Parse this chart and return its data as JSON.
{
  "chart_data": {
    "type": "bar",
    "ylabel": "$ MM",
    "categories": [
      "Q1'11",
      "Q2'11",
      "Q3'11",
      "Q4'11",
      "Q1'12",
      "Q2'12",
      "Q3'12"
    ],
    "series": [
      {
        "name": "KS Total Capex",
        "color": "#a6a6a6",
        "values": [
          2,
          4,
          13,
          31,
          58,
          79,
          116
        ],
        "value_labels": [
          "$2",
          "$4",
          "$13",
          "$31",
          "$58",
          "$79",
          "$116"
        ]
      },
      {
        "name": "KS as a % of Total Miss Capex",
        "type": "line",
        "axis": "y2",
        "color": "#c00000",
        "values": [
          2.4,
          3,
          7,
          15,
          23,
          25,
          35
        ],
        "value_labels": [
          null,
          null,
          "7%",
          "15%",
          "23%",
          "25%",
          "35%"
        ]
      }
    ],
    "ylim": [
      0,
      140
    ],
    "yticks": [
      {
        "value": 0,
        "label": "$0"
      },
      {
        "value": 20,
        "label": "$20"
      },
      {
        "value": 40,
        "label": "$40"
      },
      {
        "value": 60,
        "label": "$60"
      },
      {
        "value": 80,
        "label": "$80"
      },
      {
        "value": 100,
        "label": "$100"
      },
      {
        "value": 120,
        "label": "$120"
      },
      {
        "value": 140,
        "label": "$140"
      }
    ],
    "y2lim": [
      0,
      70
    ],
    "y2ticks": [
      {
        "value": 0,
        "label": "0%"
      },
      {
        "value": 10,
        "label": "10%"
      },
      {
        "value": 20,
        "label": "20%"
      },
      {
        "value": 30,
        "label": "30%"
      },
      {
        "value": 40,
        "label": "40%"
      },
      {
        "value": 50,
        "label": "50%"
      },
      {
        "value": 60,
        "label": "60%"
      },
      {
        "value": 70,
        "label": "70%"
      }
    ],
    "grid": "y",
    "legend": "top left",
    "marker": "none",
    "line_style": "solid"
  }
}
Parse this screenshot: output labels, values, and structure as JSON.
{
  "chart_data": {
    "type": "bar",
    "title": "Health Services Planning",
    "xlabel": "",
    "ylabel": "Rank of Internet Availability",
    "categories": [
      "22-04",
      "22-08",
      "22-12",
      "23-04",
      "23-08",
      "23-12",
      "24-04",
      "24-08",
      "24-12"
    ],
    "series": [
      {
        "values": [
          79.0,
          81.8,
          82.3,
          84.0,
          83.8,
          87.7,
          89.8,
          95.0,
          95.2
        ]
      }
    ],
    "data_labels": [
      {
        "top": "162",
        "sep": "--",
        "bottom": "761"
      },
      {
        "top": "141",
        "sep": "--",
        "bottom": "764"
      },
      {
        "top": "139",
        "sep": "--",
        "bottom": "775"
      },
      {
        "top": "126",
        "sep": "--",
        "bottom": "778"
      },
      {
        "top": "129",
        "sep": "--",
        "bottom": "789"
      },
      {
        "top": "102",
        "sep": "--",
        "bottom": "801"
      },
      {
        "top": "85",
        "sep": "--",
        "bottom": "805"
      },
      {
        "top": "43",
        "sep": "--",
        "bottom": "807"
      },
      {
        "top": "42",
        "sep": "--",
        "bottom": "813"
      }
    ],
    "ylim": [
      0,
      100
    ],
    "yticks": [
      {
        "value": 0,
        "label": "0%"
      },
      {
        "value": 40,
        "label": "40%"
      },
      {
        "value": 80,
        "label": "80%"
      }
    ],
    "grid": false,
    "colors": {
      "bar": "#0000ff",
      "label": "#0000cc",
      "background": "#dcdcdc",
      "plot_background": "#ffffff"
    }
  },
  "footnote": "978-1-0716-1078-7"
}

───

** WHAT IS ASKED **
Scan the material and collect every line that contains "name".

** FINAL RESULT **
        "name": "KS Total Capex",
        "name": "KS as a % of Total Miss Capex",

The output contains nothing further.